▸ EXERCISE INPUTS
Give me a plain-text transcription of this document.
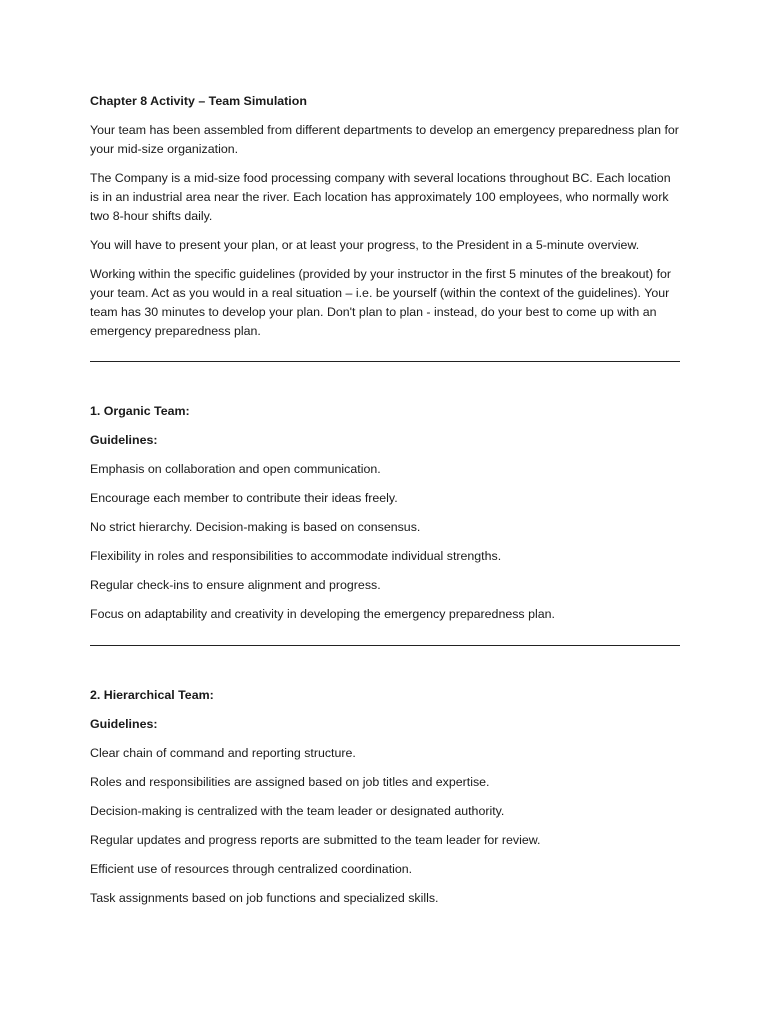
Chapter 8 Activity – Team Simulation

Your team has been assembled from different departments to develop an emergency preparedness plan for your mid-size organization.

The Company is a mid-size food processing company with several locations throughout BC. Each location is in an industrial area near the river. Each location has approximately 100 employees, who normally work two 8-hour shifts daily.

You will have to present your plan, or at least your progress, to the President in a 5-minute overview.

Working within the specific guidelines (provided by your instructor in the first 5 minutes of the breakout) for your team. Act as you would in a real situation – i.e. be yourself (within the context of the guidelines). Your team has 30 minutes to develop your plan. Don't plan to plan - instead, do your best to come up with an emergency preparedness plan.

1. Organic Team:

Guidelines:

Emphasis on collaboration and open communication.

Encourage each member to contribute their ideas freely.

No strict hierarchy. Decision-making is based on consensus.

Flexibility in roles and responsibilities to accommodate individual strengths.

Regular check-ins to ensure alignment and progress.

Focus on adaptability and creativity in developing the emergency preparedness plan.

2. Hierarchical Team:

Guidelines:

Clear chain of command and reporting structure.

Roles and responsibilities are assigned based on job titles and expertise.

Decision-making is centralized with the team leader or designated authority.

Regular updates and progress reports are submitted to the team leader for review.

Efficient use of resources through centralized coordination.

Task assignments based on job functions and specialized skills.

▸ REQUEST
Give back all entries exactly. No pictures belong in the copy.

▸ TASK ANSWER
Give me a plain-text transcription of this document.
Chapter 8 Activity – Team Simulation

Your team has been assembled from different departments to develop an emergency preparedness plan for your mid-size organization.

The Company is a mid-size food processing company with several locations throughout BC. Each location is in an industrial area near the river. Each location has approximately 100 employees, who normally work two 8-hour shifts daily.

You will have to present your plan, or at least your progress, to the President in a 5-minute overview.

Working within the specific guidelines (provided by your instructor in the first 5 minutes of the breakout) for your team. Act as you would in a real situation – i.e. be yourself (within the context of the guidelines). Your team has 30 minutes to develop your plan. Don't plan to plan - instead, do your best to come up with an emergency preparedness plan.

1. Organic Team:

Guidelines:

Emphasis on collaboration and open communication.

Encourage each member to contribute their ideas freely.

No strict hierarchy. Decision-making is based on consensus.

Flexibility in roles and responsibilities to accommodate individual strengths.

Regular check-ins to ensure alignment and progress.

Focus on adaptability and creativity in developing the emergency preparedness plan.

2. Hierarchical Team:

Guidelines:

Clear chain of command and reporting structure.

Roles and responsibilities are assigned based on job titles and expertise.

Decision-making is centralized with the team leader or designated authority.

Regular updates and progress reports are submitted to the team leader for review.

Efficient use of resources through centralized coordination.

Task assignments based on job functions and specialized skills.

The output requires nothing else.